Stored data
• • • • •

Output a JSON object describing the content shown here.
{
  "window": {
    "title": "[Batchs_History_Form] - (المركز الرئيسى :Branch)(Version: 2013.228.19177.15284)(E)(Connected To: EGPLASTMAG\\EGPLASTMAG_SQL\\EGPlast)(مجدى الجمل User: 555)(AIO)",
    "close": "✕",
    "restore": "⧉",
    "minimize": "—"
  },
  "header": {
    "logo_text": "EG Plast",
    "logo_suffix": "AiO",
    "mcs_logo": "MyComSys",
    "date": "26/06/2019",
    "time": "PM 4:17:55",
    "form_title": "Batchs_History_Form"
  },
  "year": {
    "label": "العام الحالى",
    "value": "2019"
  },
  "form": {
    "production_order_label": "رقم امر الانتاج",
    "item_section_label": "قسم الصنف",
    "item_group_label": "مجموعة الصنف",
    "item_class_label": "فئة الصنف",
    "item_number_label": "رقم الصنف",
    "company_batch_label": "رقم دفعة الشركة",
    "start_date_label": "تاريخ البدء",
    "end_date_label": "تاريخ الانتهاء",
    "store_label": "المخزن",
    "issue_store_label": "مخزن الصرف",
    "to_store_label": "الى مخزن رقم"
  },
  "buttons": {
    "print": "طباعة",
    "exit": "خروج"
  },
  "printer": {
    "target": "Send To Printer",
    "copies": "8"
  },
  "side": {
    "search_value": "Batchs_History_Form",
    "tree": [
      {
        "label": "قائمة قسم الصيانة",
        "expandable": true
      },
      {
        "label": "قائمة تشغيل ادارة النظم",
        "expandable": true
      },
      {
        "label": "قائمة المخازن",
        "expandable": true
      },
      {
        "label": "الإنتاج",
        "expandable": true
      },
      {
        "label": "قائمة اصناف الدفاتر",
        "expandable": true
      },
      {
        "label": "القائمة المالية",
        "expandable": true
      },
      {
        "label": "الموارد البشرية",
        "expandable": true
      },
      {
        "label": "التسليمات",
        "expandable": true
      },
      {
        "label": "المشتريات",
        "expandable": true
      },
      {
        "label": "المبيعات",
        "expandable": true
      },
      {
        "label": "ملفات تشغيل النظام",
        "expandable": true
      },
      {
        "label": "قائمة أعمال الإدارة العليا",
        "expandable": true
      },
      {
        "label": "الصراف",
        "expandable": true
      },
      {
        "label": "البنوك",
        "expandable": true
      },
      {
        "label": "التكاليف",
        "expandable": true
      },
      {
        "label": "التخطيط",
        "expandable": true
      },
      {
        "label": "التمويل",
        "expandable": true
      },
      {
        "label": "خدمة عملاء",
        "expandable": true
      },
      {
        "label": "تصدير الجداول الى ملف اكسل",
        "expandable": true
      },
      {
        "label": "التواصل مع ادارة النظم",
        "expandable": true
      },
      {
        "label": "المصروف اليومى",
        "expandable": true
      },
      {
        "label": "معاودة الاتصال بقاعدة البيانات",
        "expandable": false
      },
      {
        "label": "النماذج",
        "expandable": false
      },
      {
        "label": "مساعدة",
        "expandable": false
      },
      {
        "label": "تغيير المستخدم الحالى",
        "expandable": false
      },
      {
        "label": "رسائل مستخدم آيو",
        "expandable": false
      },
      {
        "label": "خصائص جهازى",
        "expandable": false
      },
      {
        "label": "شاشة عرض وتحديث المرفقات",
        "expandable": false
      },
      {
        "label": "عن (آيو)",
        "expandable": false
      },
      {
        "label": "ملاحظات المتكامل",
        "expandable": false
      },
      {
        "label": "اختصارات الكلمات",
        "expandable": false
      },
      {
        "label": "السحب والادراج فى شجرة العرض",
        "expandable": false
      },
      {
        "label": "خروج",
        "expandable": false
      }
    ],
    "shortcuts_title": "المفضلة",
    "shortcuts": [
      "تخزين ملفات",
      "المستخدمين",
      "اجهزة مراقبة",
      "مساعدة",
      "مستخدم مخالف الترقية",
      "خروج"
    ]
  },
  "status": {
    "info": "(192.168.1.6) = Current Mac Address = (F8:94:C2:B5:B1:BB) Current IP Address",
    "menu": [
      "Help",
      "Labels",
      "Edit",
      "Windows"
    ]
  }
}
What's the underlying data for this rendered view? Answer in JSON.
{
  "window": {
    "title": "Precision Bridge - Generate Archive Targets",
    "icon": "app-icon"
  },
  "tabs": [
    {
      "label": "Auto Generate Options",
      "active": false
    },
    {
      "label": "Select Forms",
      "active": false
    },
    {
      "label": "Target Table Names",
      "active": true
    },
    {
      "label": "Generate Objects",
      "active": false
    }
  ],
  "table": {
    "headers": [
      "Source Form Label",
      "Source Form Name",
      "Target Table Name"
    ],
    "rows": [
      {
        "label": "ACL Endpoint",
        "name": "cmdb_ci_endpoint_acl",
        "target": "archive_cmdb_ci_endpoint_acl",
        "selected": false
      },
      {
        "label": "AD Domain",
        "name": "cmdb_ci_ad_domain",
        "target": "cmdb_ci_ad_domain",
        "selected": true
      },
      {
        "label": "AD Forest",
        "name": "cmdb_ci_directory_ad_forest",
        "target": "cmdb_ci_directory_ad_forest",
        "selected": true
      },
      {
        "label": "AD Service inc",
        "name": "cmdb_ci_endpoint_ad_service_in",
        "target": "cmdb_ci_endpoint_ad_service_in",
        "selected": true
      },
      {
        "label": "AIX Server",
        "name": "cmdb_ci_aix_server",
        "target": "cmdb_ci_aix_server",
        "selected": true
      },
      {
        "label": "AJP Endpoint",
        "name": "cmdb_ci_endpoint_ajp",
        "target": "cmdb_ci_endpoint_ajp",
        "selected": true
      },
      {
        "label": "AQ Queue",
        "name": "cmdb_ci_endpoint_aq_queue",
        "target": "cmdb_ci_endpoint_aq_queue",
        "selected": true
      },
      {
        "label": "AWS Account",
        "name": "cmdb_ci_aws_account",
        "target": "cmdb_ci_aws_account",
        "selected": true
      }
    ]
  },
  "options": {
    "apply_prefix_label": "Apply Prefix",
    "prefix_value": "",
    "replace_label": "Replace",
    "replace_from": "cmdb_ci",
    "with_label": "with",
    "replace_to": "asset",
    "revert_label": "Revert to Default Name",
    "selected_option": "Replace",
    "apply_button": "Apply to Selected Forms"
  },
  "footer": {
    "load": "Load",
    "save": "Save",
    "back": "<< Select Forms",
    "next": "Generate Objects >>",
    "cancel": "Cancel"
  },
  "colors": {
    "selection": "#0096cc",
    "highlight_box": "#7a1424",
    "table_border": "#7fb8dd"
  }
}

• • • • •

# REQUIRED TASK:
Restate the data above exactly, keeping each word as it stands.

# SOLUTION FOR THIS PROBLEM:
Output a JSON object describing the content shown here.
{
  "window": {
    "title": "[Batchs_History_Form] - (المركز الرئيسى :Branch)(Version: 2013.228.19177.15284)(E)(Connected To: EGPLASTMAG\\EGPLASTMAG_SQL\\EGPlast)(مجدى الجمل User: 555)(AIO)",
    "close": "✕",
    "restore": "⧉",
    "minimize": "—"
  },
  "header": {
    "logo_text": "EG Plast",
    "logo_suffix": "AiO",
    "mcs_logo": "MyComSys",
    "date": "26/06/2019",
    "time": "PM 4:17:55",
    "form_title": "Batchs_History_Form"
  },
  "year": {
    "label": "العام الحالى",
    "value": "2019"
  },
  "form": {
    "production_order_label": "رقم امر الانتاج",
    "item_section_label": "قسم الصنف",
    "item_group_label": "مجموعة الصنف",
    "item_class_label": "فئة الصنف",
    "item_number_label": "رقم الصنف",
    "company_batch_label": "رقم دفعة الشركة",
    "start_date_label": "تاريخ البدء",
    "end_date_label": "تاريخ الانتهاء",
    "store_label": "المخزن",
    "issue_store_label": "مخزن الصرف",
    "to_store_label": "الى مخزن رقم"
  },
  "buttons": {
    "print": "طباعة",
    "exit": "خروج"
  },
  "printer": {
    "target": "Send To Printer",
    "copies": "8"
  },
  "side": {
    "search_value": "Batchs_History_Form",
    "tree": [
      {
        "label": "قائمة قسم الصيانة",
        "expandable": true
      },
      {
        "label": "قائمة تشغيل ادارة النظم",
        "expandable": true
      },
      {
        "label": "قائمة المخازن",
        "expandable": true
      },
      {
        "label": "الإنتاج",
        "expandable": true
      },
      {
        "label": "قائمة اصناف الدفاتر",
        "expandable": true
      },
      {
        "label": "القائمة المالية",
        "expandable": true
      },
      {
        "label": "الموارد البشرية",
        "expandable": true
      },
      {
        "label": "التسليمات",
        "expandable": true
      },
      {
        "label": "المشتريات",
        "expandable": true
      },
      {
        "label": "المبيعات",
        "expandable": true
      },
      {
        "label": "ملفات تشغيل النظام",
        "expandable": true
      },
      {
        "label": "قائمة أعمال الإدارة العليا",
        "expandable": true
      },
      {
        "label": "الصراف",
        "expandable": true
      },
      {
        "label": "البنوك",
        "expandable": true
      },
      {
        "label": "التكاليف",
        "expandable": true
      },
      {
        "label": "التخطيط",
        "expandable": true
      },
      {
        "label": "التمويل",
        "expandable": true
      },
      {
        "label": "خدمة عملاء",
        "expandable": true
      },
      {
        "label": "تصدير الجداول الى ملف اكسل",
        "expandable": true
      },
      {
        "label": "التواصل مع ادارة النظم",
        "expandable": true
      },
      {
        "label": "المصروف اليومى",
        "expandable": true
      },
      {
        "label": "معاودة الاتصال بقاعدة البيانات",
        "expandable": false
      },
      {
        "label": "النماذج",
        "expandable": false
      },
      {
        "label": "مساعدة",
        "expandable": false
      },
      {
        "label": "تغيير المستخدم الحالى",
        "expandable": false
      },
      {
        "label": "رسائل مستخدم آيو",
        "expandable": false
      },
      {
        "label": "خصائص جهازى",
        "expandable": false
      },
      {
        "label": "شاشة عرض وتحديث المرفقات",
        "expandable": false
      },
      {
        "label": "عن (آيو)",
        "expandable": false
      },
      {
        "label": "ملاحظات المتكامل",
        "expandable": false
      },
      {
        "label": "اختصارات الكلمات",
        "expandable": false
      },
      {
        "label": "السحب والادراج فى شجرة العرض",
        "expandable": false
      },
      {
        "label": "خروج",
        "expandable": false
      }
    ],
    "shortcuts_title": "المفضلة",
    "shortcuts": [
      "تخزين ملفات",
      "المستخدمين",
      "اجهزة مراقبة",
      "مساعدة",
      "مستخدم مخالف الترقية",
      "خروج"
    ]
  },
  "status": {
    "info": "(192.168.1.6) = Current Mac Address = (F8:94:C2:B5:B1:BB) Current IP Address",
    "menu": [
      "Help",
      "Labels",
      "Edit",
      "Windows"
    ]
  }
}
What's the underlying data for this rendered view? Answer in JSON.
{
  "window": {
    "title": "Precision Bridge - Generate Archive Targets",
    "icon": "app-icon"
  },
  "tabs": [
    {
      "label": "Auto Generate Options",
      "active": false
    },
    {
      "label": "Select Forms",
      "active": false
    },
    {
      "label": "Target Table Names",
      "active": true
    },
    {
      "label": "Generate Objects",
      "active": false
    }
  ],
  "table": {
    "headers": [
      "Source Form Label",
      "Source Form Name",
      "Target Table Name"
    ],
    "rows": [
      {
        "label": "ACL Endpoint",
        "name": "cmdb_ci_endpoint_acl",
        "target": "archive_cmdb_ci_endpoint_acl",
        "selected": false
      },
      {
        "label": "AD Domain",
        "name": "cmdb_ci_ad_domain",
        "target": "cmdb_ci_ad_domain",
        "selected": true
      },
      {
        "label": "AD Forest",
        "name": "cmdb_ci_directory_ad_forest",
        "target": "cmdb_ci_directory_ad_forest",
        "selected": true
      },
      {
        "label": "AD Service inc",
        "name": "cmdb_ci_endpoint_ad_service_in",
        "target": "cmdb_ci_endpoint_ad_service_in",
        "selected": true
      },
      {
        "label": "AIX Server",
        "name": "cmdb_ci_aix_server",
        "target": "cmdb_ci_aix_server",
        "selected": true
      },
      {
        "label": "AJP Endpoint",
        "name": "cmdb_ci_endpoint_ajp",
        "target": "cmdb_ci_endpoint_ajp",
        "selected": true
      },
      {
        "label": "AQ Queue",
        "name": "cmdb_ci_endpoint_aq_queue",
        "target": "cmdb_ci_endpoint_aq_queue",
        "selected": true
      },
      {
        "label": "AWS Account",
        "name": "cmdb_ci_aws_account",
        "target": "cmdb_ci_aws_account",
        "selected": true
      }
    ]
  },
  "options": {
    "apply_prefix_label": "Apply Prefix",
    "prefix_value": "",
    "replace_label": "Replace",
    "replace_from": "cmdb_ci",
    "with_label": "with",
    "replace_to": "asset",
    "revert_label": "Revert to Default Name",
    "selected_option": "Replace",
    "apply_button": "Apply to Selected Forms"
  },
  "footer": {
    "load": "Load",
    "save": "Save",
    "back": "<< Select Forms",
    "next": "Generate Objects >>",
    "cancel": "Cancel"
  },
  "colors": {
    "selection": "#0096cc",
    "highlight_box": "#7a1424",
    "table_border": "#7fb8dd"
  }
}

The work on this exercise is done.